start
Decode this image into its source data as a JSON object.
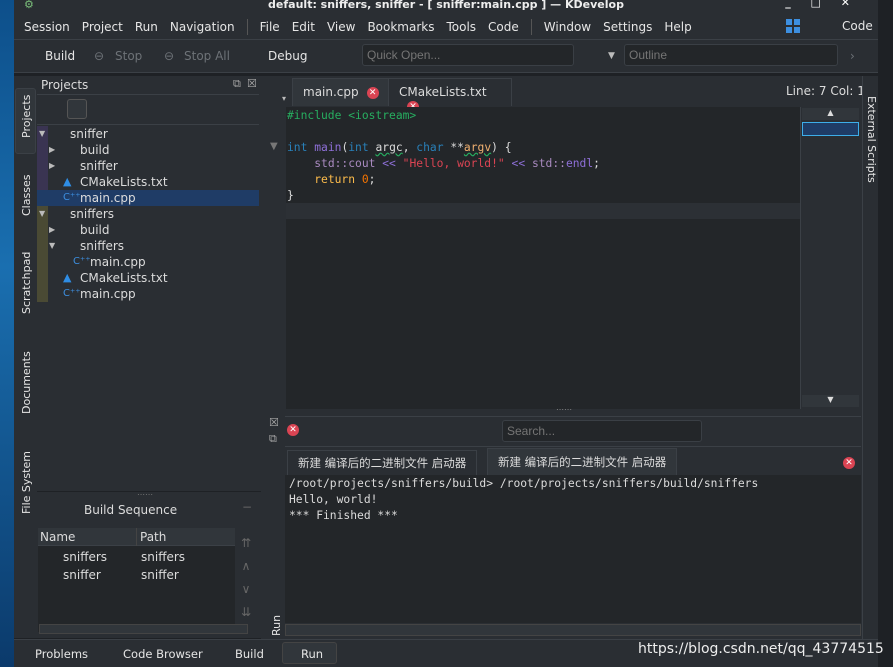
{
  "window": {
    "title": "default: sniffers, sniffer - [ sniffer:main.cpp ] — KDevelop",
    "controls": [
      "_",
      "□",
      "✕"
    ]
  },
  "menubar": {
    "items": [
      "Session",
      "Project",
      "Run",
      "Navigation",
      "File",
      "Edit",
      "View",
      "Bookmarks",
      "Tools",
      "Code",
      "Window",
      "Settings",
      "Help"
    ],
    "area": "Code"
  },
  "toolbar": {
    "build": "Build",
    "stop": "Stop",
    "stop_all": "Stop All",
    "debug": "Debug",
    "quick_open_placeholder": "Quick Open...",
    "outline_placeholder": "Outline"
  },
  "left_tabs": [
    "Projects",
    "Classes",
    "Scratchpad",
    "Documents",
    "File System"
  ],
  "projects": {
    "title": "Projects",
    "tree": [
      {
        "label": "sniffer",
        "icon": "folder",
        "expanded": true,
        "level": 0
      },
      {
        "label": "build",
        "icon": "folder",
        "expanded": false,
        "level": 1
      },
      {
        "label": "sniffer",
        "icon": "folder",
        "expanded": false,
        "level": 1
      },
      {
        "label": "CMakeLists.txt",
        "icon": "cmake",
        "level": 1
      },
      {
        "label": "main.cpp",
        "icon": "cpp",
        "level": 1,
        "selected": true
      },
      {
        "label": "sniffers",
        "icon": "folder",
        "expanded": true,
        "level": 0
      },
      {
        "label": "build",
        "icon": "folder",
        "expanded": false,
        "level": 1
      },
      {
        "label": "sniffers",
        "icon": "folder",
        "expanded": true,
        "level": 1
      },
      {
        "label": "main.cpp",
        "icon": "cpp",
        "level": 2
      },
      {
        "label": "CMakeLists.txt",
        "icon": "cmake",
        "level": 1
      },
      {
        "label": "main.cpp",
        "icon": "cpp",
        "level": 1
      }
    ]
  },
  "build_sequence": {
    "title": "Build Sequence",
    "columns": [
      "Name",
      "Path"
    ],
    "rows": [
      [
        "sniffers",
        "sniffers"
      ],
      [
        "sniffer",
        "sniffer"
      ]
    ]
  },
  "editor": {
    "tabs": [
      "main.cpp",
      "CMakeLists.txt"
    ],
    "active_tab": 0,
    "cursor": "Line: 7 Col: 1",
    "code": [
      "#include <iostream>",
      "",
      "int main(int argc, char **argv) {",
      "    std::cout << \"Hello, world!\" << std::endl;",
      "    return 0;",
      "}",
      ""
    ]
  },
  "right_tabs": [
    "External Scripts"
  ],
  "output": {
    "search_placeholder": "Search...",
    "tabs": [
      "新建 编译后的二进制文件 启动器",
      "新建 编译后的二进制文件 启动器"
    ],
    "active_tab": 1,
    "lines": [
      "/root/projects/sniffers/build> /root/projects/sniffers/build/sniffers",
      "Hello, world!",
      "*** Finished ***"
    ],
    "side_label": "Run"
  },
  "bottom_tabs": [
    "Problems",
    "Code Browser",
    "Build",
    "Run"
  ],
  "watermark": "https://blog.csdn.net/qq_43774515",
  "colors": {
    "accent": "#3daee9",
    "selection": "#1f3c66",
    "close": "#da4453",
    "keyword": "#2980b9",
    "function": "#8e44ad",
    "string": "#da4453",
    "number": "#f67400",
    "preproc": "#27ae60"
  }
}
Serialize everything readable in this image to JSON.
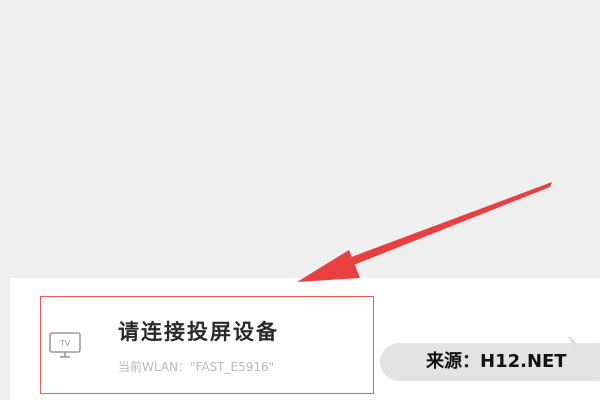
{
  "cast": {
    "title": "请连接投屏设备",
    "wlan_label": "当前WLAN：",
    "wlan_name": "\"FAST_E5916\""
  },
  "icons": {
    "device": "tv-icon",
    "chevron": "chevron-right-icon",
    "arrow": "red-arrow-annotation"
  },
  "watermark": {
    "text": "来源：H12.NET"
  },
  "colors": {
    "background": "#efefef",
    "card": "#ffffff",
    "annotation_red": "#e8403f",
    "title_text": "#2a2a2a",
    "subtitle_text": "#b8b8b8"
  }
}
end
start
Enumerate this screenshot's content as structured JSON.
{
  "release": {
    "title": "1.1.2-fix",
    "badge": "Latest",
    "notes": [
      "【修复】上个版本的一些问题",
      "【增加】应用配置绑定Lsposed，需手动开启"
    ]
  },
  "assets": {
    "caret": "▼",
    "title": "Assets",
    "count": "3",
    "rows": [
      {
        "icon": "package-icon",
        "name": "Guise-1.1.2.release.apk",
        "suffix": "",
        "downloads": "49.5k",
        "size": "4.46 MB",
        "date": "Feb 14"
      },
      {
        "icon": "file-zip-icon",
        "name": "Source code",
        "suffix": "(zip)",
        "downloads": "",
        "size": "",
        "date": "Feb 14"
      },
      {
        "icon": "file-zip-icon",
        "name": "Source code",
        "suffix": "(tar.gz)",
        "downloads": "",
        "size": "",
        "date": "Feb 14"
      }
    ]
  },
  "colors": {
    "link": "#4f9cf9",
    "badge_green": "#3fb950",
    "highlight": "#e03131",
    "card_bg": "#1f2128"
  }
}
end
PROBLEM TO SOLVE
Identify every line above that includes the word "world", and show those lines.

ANSWER TO THIS EXERCISE
      "    std::cout << \"Hello, world!\" << std::endl;",
      "Hello, world!",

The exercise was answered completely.